(Instruction) Comb the records below for the string "Fuel" and copy each line where it turns up.

(Dataset records)

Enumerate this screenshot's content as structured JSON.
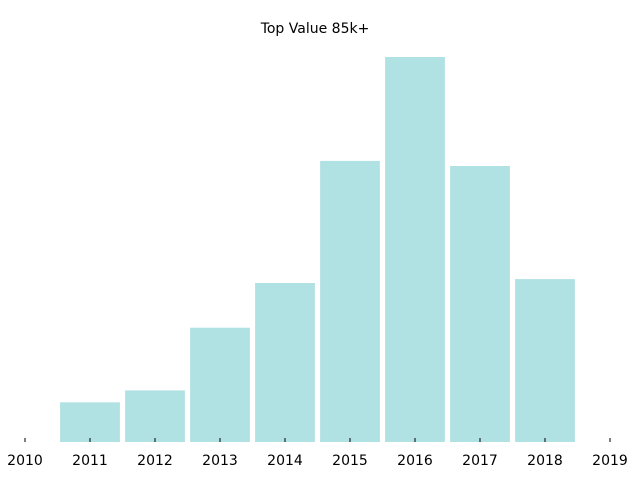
{
  "chart_data": {
    "type": "bar",
    "title": "Top Value 85k+",
    "xlabel": "",
    "ylabel": "",
    "x_ticks": [
      "2010",
      "2011",
      "2012",
      "2013",
      "2014",
      "2015",
      "2016",
      "2017",
      "2018",
      "2019"
    ],
    "xlim": [
      2010,
      2019
    ],
    "categories": [
      "2011",
      "2012",
      "2013",
      "2014",
      "2015",
      "2016",
      "2017",
      "2018"
    ],
    "values": [
      10.3,
      13.4,
      29.7,
      41.3,
      73.0,
      100.0,
      71.7,
      42.3
    ],
    "ylim": [
      0,
      100
    ],
    "y_axis_visible": false,
    "grid": false,
    "legend": "none",
    "bar_color": "#b0e2e4"
  }
}
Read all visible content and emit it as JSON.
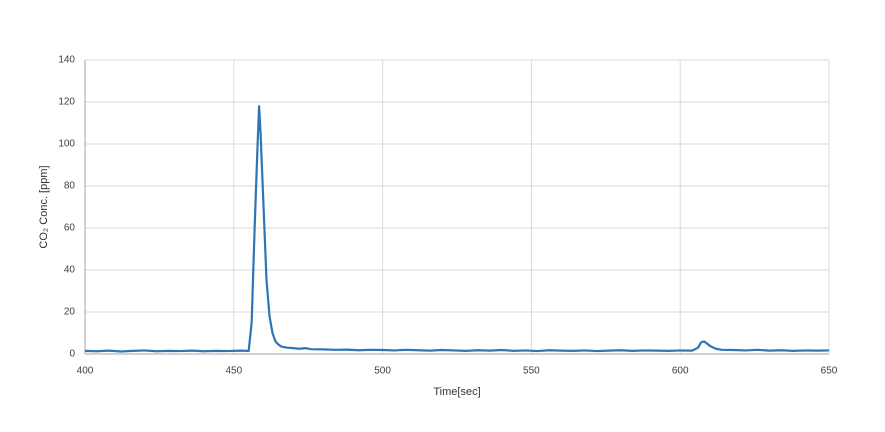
{
  "chart_data": {
    "type": "line",
    "xlabel": "Time[sec]",
    "ylabel": "CO₂ Conc. [ppm]",
    "x": [
      400,
      404,
      408,
      412,
      416,
      420,
      424,
      428,
      432,
      436,
      440,
      444,
      448,
      452,
      455,
      456,
      457,
      458,
      458.5,
      459,
      460,
      461,
      462,
      463,
      464,
      465,
      466,
      468,
      470,
      472,
      474,
      476,
      480,
      484,
      488,
      492,
      496,
      500,
      504,
      508,
      512,
      516,
      520,
      524,
      528,
      532,
      536,
      540,
      544,
      548,
      552,
      556,
      560,
      564,
      568,
      572,
      576,
      580,
      584,
      588,
      592,
      596,
      600,
      604,
      606,
      607,
      608,
      609,
      610,
      612,
      614,
      618,
      622,
      626,
      630,
      634,
      638,
      642,
      646,
      650
    ],
    "series": [
      {
        "color": "#2e75b6",
        "values": [
          1.5,
          1.3,
          1.6,
          1.2,
          1.5,
          1.7,
          1.3,
          1.5,
          1.4,
          1.6,
          1.3,
          1.5,
          1.4,
          1.6,
          1.5,
          15,
          60,
          100,
          118,
          105,
          70,
          35,
          18,
          10,
          6,
          4.5,
          3.5,
          3,
          2.8,
          2.5,
          2.8,
          2.3,
          2.2,
          2.0,
          2.1,
          1.8,
          2.0,
          1.9,
          1.7,
          2.0,
          1.8,
          1.6,
          1.9,
          1.7,
          1.5,
          1.8,
          1.6,
          1.9,
          1.5,
          1.7,
          1.4,
          1.8,
          1.6,
          1.5,
          1.7,
          1.4,
          1.6,
          1.8,
          1.5,
          1.7,
          1.6,
          1.5,
          1.7,
          1.6,
          3,
          5.5,
          6,
          5,
          3.8,
          2.5,
          2.0,
          1.9,
          1.7,
          2.0,
          1.6,
          1.8,
          1.5,
          1.7,
          1.6,
          1.7
        ]
      }
    ],
    "xlim": [
      400,
      650
    ],
    "xticks": [
      400,
      450,
      500,
      550,
      600,
      650
    ],
    "ylim": [
      0,
      140
    ],
    "yticks": [
      0,
      20,
      40,
      60,
      80,
      100,
      120,
      140
    ],
    "grid": true
  }
}
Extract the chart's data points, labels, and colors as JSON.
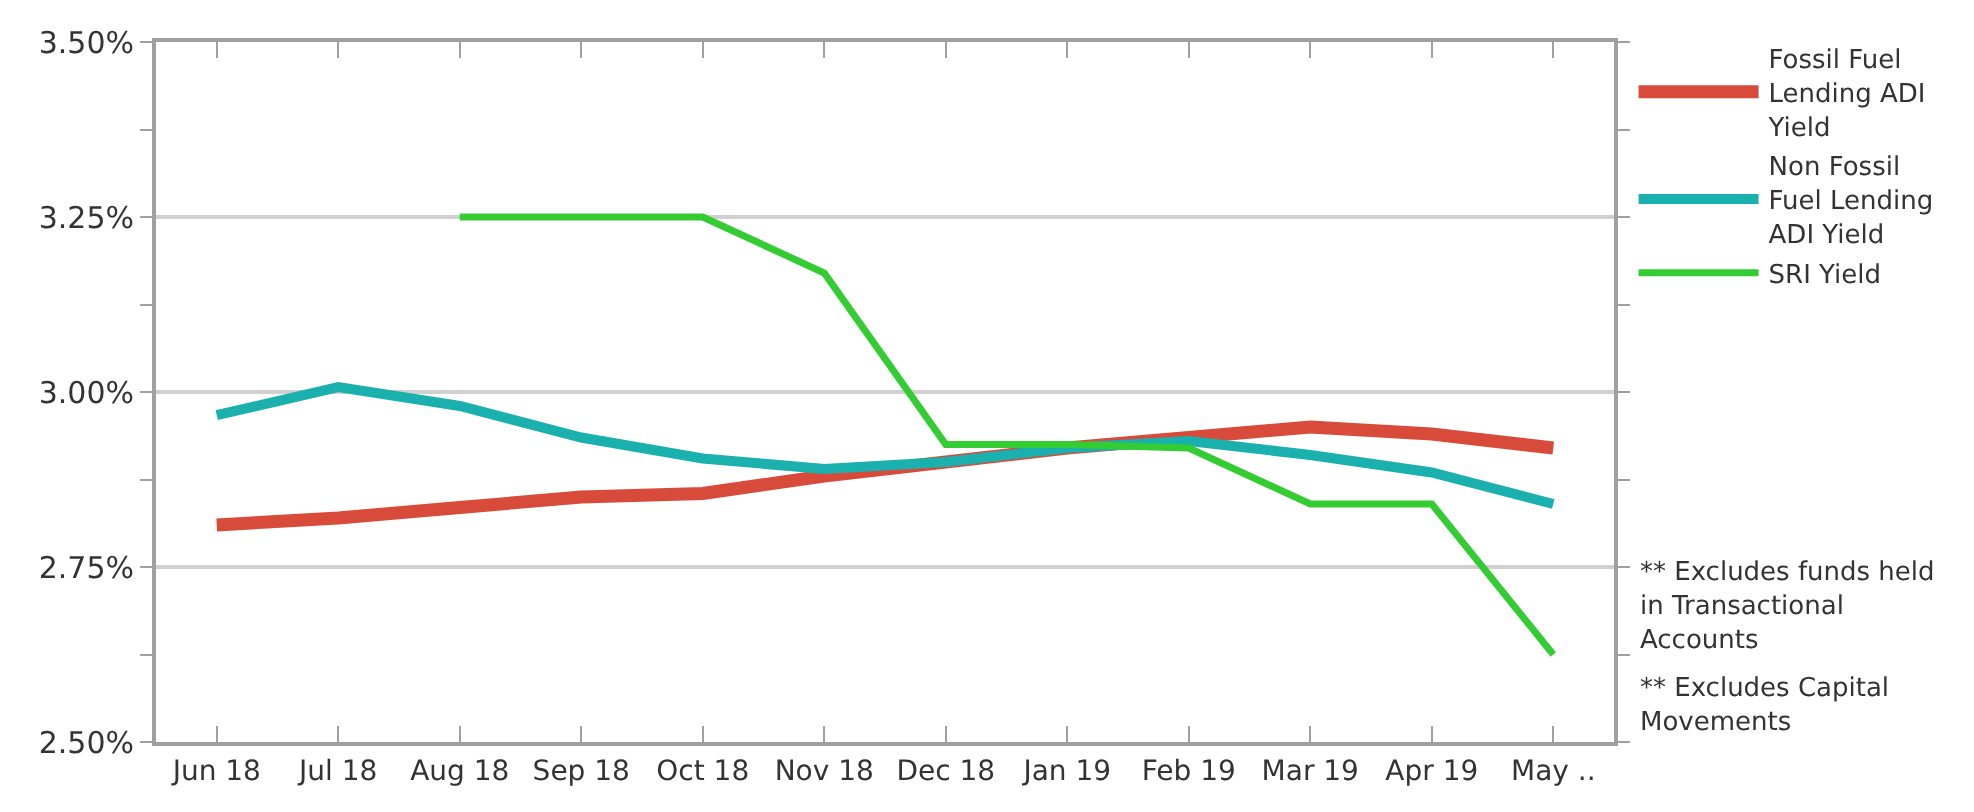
{
  "chart_data": {
    "type": "line",
    "categories": [
      "Jun 18",
      "Jul 18",
      "Aug 18",
      "Sep 18",
      "Oct 18",
      "Nov 18",
      "Dec 18",
      "Jan 19",
      "Feb 19",
      "Mar 19",
      "Apr 19",
      "May .."
    ],
    "series": [
      {
        "name": "Fossil Fuel Lending ADI Yield",
        "color": "#d84b3a",
        "values": [
          2.81,
          2.82,
          2.835,
          2.85,
          2.855,
          2.88,
          2.9,
          2.92,
          2.935,
          2.95,
          2.94,
          2.92
        ]
      },
      {
        "name": "Non Fossil Fuel Lending ADI Yield",
        "color": "#1ab0ad",
        "values": [
          2.967,
          3.007,
          2.98,
          2.935,
          2.905,
          2.89,
          2.9,
          2.92,
          2.93,
          2.91,
          2.885,
          2.84
        ]
      },
      {
        "name": "SRI Yield",
        "color": "#33cc33",
        "values": [
          null,
          null,
          3.25,
          3.25,
          3.25,
          3.17,
          2.925,
          2.925,
          2.92,
          2.84,
          2.84,
          2.625
        ]
      }
    ],
    "ylim": [
      2.5,
      3.5
    ],
    "yticks": [
      {
        "value": 2.5,
        "label": "2.50%"
      },
      {
        "value": 2.625,
        "label": null
      },
      {
        "value": 2.75,
        "label": "2.75%"
      },
      {
        "value": 2.875,
        "label": null
      },
      {
        "value": 3.0,
        "label": "3.00%"
      },
      {
        "value": 3.125,
        "label": null
      },
      {
        "value": 3.25,
        "label": "3.25%"
      },
      {
        "value": 3.375,
        "label": null
      },
      {
        "value": 3.5,
        "label": "3.50%"
      }
    ],
    "grid": "y",
    "legend": "right",
    "marker": "none",
    "line_style": "solid",
    "annotations": [
      "** Excludes funds held in Transactional Accounts",
      "** Excludes Capital Movements"
    ]
  }
}
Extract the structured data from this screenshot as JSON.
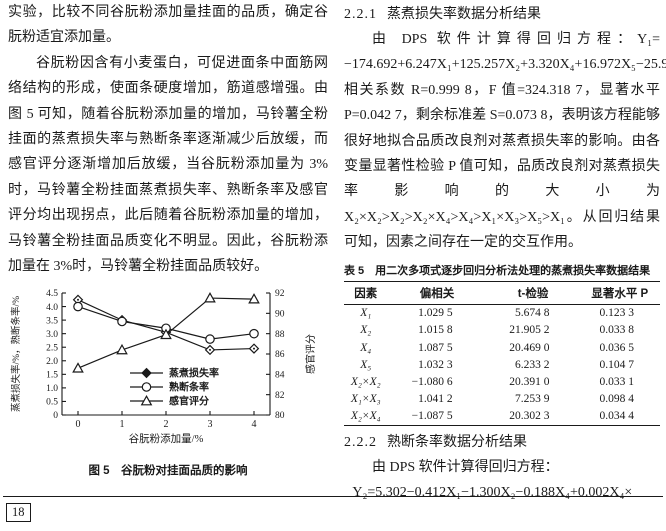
{
  "page": {
    "number": "18"
  },
  "left_column": {
    "paragraph_1": "实验，比较不同谷朊粉添加量挂面的品质，确定谷朊粉适宜添加量。",
    "paragraph_2": "谷朊粉因含有小麦蛋白，可促进面条中面筋网络结构的形成，使面条硬度增加，筋道感增强。由图 5 可知，随着谷朊粉添加量的增加，马铃薯全粉挂面的蒸煮损失率与熟断条率逐渐减少后放缓，而感官评分逐渐增加后放缓，当谷朊粉添加量为 3%时，马铃薯全粉挂面蒸煮损失率、熟断条率及感官评分均出现拐点，此后随着谷朊粉添加量的增加，马铃薯全粉挂面品质变化不明显。因此，谷朊粉添加量在 3%时，马铃薯全粉挂面品质较好。",
    "figure_caption": "图 5　谷朊粉对挂面品质的影响"
  },
  "chart_data": {
    "type": "line",
    "x": [
      0,
      1,
      2,
      3,
      4
    ],
    "xlabel": "谷朊粉添加量/%",
    "ylabel_left": "蒸煮损失率/%，熟断条率/%",
    "ylabel_right": "感官评分",
    "ylim_left": [
      0,
      4.5
    ],
    "yticks_left": [
      0,
      0.5,
      1.0,
      1.5,
      2.0,
      2.5,
      3.0,
      3.5,
      4.0,
      4.5
    ],
    "ylim_right": [
      80,
      92
    ],
    "yticks_right": [
      80,
      82,
      84,
      86,
      88,
      90,
      92
    ],
    "grid": false,
    "legend_position": "inside-bottom",
    "series": [
      {
        "name": "蒸煮损失率",
        "axis": "left",
        "marker": "diamond",
        "values": [
          4.25,
          3.5,
          3.05,
          2.4,
          2.45
        ]
      },
      {
        "name": "熟断条率",
        "axis": "left",
        "marker": "circle",
        "values": [
          4.0,
          3.45,
          3.2,
          2.8,
          3.0
        ]
      },
      {
        "name": "感官评分",
        "axis": "right",
        "marker": "triangle",
        "values": [
          84.6,
          86.4,
          87.9,
          91.5,
          91.4
        ]
      }
    ]
  },
  "right_column": {
    "section_221": {
      "number": "2.2.1",
      "title": "蒸煮损失率数据分析结果",
      "paragraph": "由 DPS 软件计算得回归方程：Y₁= −174.692+6.247X₁+125.257X₂+3.320X₄+16.972X₅−25.989X₂×X₂+0.247X₁×X₃−1.489X₂×X₄。相关系数 R=0.999 8，F 值=324.318 7，显著水平 P=0.042 7，剩余标准差 S=0.073 8，表明该方程能够很好地拟合品质改良剂对蒸煮损失率的影响。由各变量显著性检验 P 值可知，品质改良剂对蒸煮损失率影响的大小为 X₂×X₂>X₂>X₂×X₄>X₄>X₁×X₃>X₅>X₁。从回归结果可知，因素之间存在一定的交互作用。"
    },
    "table5": {
      "caption": "表 5　用二次多项式逐步回归分析法处理的蒸煮损失率数据结果",
      "headers": [
        "因素",
        "偏相关",
        "t-检验",
        "显著水平 P"
      ],
      "rows": [
        [
          "X₁",
          "1.029 5",
          "5.674 8",
          "0.123 3"
        ],
        [
          "X₂",
          "1.015 8",
          "21.905 2",
          "0.033 8"
        ],
        [
          "X₄",
          "1.087 5",
          "20.469 0",
          "0.036 5"
        ],
        [
          "X₅",
          "1.032 3",
          "6.233 2",
          "0.104 7"
        ],
        [
          "X₂×X₂",
          "−1.080 6",
          "20.391 0",
          "0.033 1"
        ],
        [
          "X₁×X₃",
          "1.041 2",
          "7.253 9",
          "0.098 4"
        ],
        [
          "X₂×X₄",
          "−1.087 5",
          "20.302 3",
          "0.034 4"
        ]
      ]
    },
    "section_222": {
      "number": "2.2.2",
      "title": "熟断条率数据分析结果",
      "line_1": "由 DPS 软件计算得回归方程：",
      "line_2": "Y₂=5.302−0.412X₁−1.300X₂−0.188X₄+0.002X₄×"
    }
  }
}
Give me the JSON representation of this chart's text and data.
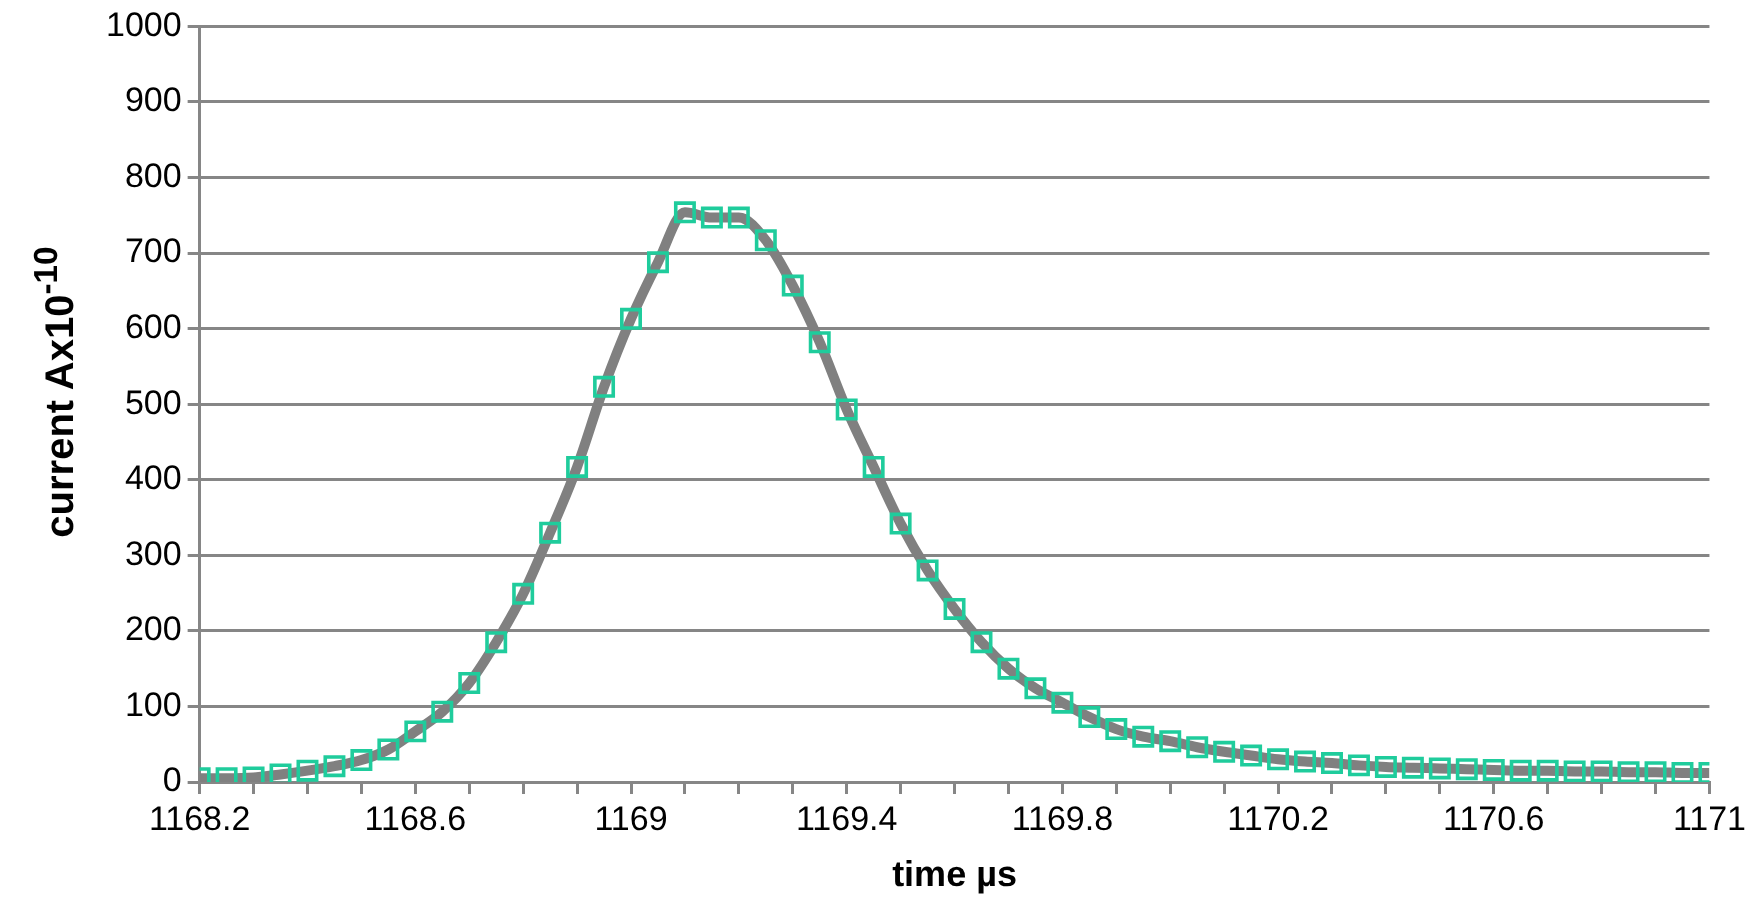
{
  "chart_data": {
    "type": "line",
    "xlabel": "time µs",
    "ylabel": "current Ax10$^{-10}$",
    "x": [
      1168.2,
      1168.25,
      1168.3,
      1168.35,
      1168.4,
      1168.45,
      1168.5,
      1168.55,
      1168.6,
      1168.65,
      1168.7,
      1168.75,
      1168.8,
      1168.85,
      1168.9,
      1168.95,
      1169,
      1169.05,
      1169.1,
      1169.15,
      1169.2,
      1169.25,
      1169.3,
      1169.35,
      1169.4,
      1169.45,
      1169.5,
      1169.55,
      1169.6,
      1169.65,
      1169.7,
      1169.75,
      1169.8,
      1169.85,
      1169.9,
      1169.95,
      1170,
      1170.05,
      1170.1,
      1170.15,
      1170.2,
      1170.25,
      1170.3,
      1170.35,
      1170.4,
      1170.45,
      1170.5,
      1170.55,
      1170.6,
      1170.65,
      1170.7,
      1170.75,
      1170.8,
      1170.85,
      1170.9,
      1170.95,
      1171
    ],
    "series": [
      {
        "color": "#808080",
        "marker": "none",
        "line_style": "solid",
        "values": [
          5,
          5,
          6,
          10,
          15,
          21,
          29,
          43,
          67,
          93,
          131,
          185,
          249,
          330,
          417,
          523,
          613,
          688,
          754,
          747,
          747,
          717,
          657,
          582,
          493,
          417,
          342,
          280,
          229,
          185,
          150,
          124,
          105,
          86,
          70,
          60,
          54,
          46,
          40,
          35,
          30,
          27,
          25,
          22,
          20,
          19,
          18,
          17,
          16,
          15,
          15,
          14,
          14,
          13,
          13,
          12,
          12
        ]
      },
      {
        "type": "scatter",
        "color": "#1fcc9c",
        "marker": "square",
        "values": [
          5,
          5,
          6,
          10,
          15,
          21,
          29,
          43,
          67,
          93,
          131,
          185,
          249,
          330,
          417,
          523,
          613,
          688,
          754,
          747,
          747,
          717,
          657,
          582,
          493,
          417,
          342,
          280,
          229,
          185,
          150,
          124,
          105,
          86,
          70,
          60,
          54,
          46,
          40,
          35,
          30,
          27,
          25,
          22,
          20,
          19,
          18,
          17,
          16,
          15,
          15,
          14,
          14,
          13,
          13,
          12,
          12
        ]
      }
    ],
    "xlim": [
      1168.2,
      1171
    ],
    "xticks": [
      1168.2,
      {
        "value": 1168.3,
        "label": null
      },
      {
        "value": 1168.4,
        "label": null
      },
      {
        "value": 1168.5,
        "label": null
      },
      1168.6,
      {
        "value": 1168.7,
        "label": null
      },
      {
        "value": 1168.8,
        "label": null
      },
      {
        "value": 1168.9,
        "label": null
      },
      1169,
      {
        "value": 1169.1,
        "label": null
      },
      {
        "value": 1169.2,
        "label": null
      },
      {
        "value": 1169.3,
        "label": null
      },
      1169.4,
      {
        "value": 1169.5,
        "label": null
      },
      {
        "value": 1169.6,
        "label": null
      },
      {
        "value": 1169.7,
        "label": null
      },
      1169.8,
      {
        "value": 1169.9,
        "label": null
      },
      {
        "value": 1170,
        "label": null
      },
      {
        "value": 1170.1,
        "label": null
      },
      1170.2,
      {
        "value": 1170.3,
        "label": null
      },
      {
        "value": 1170.4,
        "label": null
      },
      {
        "value": 1170.5,
        "label": null
      },
      1170.6,
      {
        "value": 1170.7,
        "label": null
      },
      {
        "value": 1170.8,
        "label": null
      },
      {
        "value": 1170.9,
        "label": null
      },
      1171
    ],
    "ylim": [
      0,
      1000
    ],
    "yticks": [
      0,
      100,
      200,
      300,
      400,
      500,
      600,
      700,
      800,
      900,
      1000
    ],
    "grid": "y",
    "legend": false
  }
}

(Answer for the task)
        "name": "Fossil Fuel Lending ADI Yield",
        "name": "Non Fossil Fuel Lending ADI Yield",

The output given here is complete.